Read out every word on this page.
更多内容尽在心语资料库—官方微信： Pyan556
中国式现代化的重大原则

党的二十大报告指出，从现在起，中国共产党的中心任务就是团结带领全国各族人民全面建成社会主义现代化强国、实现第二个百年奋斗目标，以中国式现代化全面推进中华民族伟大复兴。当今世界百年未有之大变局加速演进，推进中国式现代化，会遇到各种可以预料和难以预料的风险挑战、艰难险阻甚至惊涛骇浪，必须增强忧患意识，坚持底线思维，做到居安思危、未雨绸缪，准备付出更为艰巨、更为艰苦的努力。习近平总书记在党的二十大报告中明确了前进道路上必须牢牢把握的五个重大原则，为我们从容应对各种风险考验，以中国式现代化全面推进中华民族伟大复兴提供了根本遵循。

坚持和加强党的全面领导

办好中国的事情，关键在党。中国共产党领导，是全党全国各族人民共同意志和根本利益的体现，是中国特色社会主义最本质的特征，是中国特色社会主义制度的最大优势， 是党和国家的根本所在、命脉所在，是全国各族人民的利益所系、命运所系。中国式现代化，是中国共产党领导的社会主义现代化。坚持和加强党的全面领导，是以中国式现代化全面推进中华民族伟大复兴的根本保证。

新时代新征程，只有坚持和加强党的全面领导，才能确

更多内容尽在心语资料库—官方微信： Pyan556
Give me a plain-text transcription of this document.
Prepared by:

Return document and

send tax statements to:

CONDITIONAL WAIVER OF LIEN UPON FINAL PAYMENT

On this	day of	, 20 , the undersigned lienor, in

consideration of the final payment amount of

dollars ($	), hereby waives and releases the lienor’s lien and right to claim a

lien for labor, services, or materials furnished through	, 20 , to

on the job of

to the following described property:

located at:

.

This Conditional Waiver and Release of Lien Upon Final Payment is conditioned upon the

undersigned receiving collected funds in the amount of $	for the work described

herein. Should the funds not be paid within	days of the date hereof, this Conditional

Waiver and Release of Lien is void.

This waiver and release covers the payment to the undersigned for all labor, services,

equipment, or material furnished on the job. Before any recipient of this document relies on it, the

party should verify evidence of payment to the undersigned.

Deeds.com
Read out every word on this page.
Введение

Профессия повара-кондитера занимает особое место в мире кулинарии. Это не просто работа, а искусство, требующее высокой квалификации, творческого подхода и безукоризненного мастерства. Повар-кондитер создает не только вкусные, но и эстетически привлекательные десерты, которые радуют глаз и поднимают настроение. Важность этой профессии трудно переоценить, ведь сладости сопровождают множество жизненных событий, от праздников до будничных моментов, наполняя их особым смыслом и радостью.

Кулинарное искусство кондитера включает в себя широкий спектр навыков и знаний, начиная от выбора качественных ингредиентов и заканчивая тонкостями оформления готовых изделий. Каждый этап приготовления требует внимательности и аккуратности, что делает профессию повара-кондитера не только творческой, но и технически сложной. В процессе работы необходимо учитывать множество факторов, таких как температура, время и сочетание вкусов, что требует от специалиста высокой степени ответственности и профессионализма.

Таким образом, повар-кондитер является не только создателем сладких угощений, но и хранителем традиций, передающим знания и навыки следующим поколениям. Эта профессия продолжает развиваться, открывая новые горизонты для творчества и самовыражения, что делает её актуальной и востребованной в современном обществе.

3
========================
-- Prompt --
Using the records above, list each line that includes "described".

-- Response to this exercise --
to the following described property:
undersigned receiving collected funds in the amount of $	for the work described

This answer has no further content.